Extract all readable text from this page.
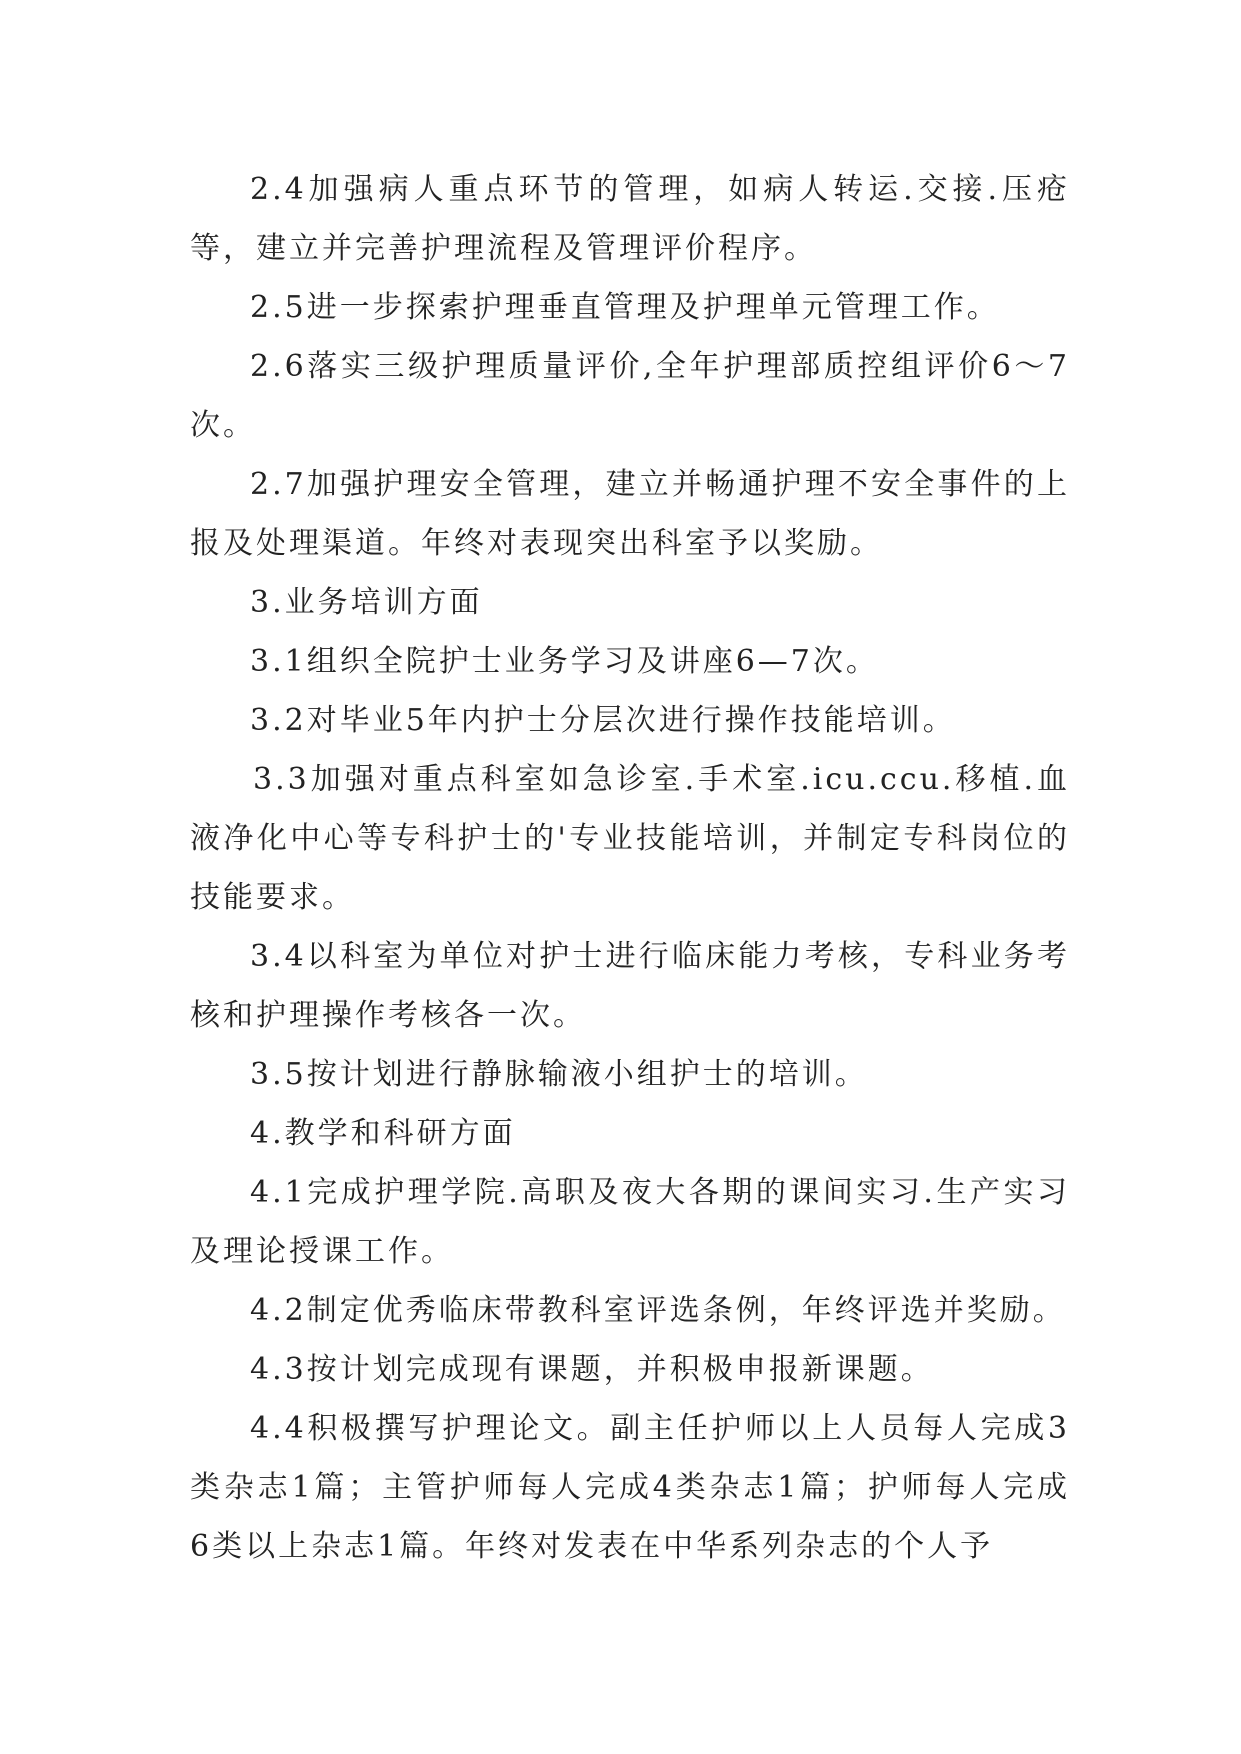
2.4加强病人重点环节的管理，如病人转运.交接.压疮等，建立并完善护理流程及管理评价程序。

2.5进一步探索护理垂直管理及护理单元管理工作。

2.6落实三级护理质量评价,全年护理部质控组评价6～7次。

2.7加强护理安全管理，建立并畅通护理不安全事件的上报及处理渠道。年终对表现突出科室予以奖励。

3.业务培训方面

3.1组织全院护士业务学习及讲座6—7次。

3.2对毕业5年内护士分层次进行操作技能培训。

3.3加强对重点科室如急诊室.手术室.icu.ccu.移植.血液净化中心等专科护士的'专业技能培训，并制定专科岗位的技能要求。

3.4以科室为单位对护士进行临床能力考核，专科业务考核和护理操作考核各一次。

3.5按计划进行静脉输液小组护士的培训。

4.教学和科研方面

4.1完成护理学院.高职及夜大各期的课间实习.生产实习及理论授课工作。

4.2制定优秀临床带教科室评选条例，年终评选并奖励。

4.3按计划完成现有课题，并积极申报新课题。

4.4积极撰写护理论文。副主任护师以上人员每人完成3类杂志1篇；主管护师每人完成4类杂志1篇；护师每人完成6类以上杂志1篇。年终对发表在中华系列杂志的个人予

● Goal of the exercise:
The material above holds pictures; copy everything else in it exactly.

● Final result:
Extract all readable text from this page.
2.4加强病人重点环节的管理，如病人转运.交接.压疮等，建立并完善护理流程及管理评价程序。

2.5进一步探索护理垂直管理及护理单元管理工作。

2.6落实三级护理质量评价,全年护理部质控组评价6～7次。

2.7加强护理安全管理，建立并畅通护理不安全事件的上报及处理渠道。年终对表现突出科室予以奖励。

3.业务培训方面

3.1组织全院护士业务学习及讲座6—7次。

3.2对毕业5年内护士分层次进行操作技能培训。

3.3加强对重点科室如急诊室.手术室.icu.ccu.移植.血液净化中心等专科护士的'专业技能培训，并制定专科岗位的技能要求。

3.4以科室为单位对护士进行临床能力考核，专科业务考核和护理操作考核各一次。

3.5按计划进行静脉输液小组护士的培训。

4.教学和科研方面

4.1完成护理学院.高职及夜大各期的课间实习.生产实习及理论授课工作。

4.2制定优秀临床带教科室评选条例，年终评选并奖励。

4.3按计划完成现有课题，并积极申报新课题。

4.4积极撰写护理论文。副主任护师以上人员每人完成3类杂志1篇；主管护师每人完成4类杂志1篇；护师每人完成6类以上杂志1篇。年终对发表在中华系列杂志的个人予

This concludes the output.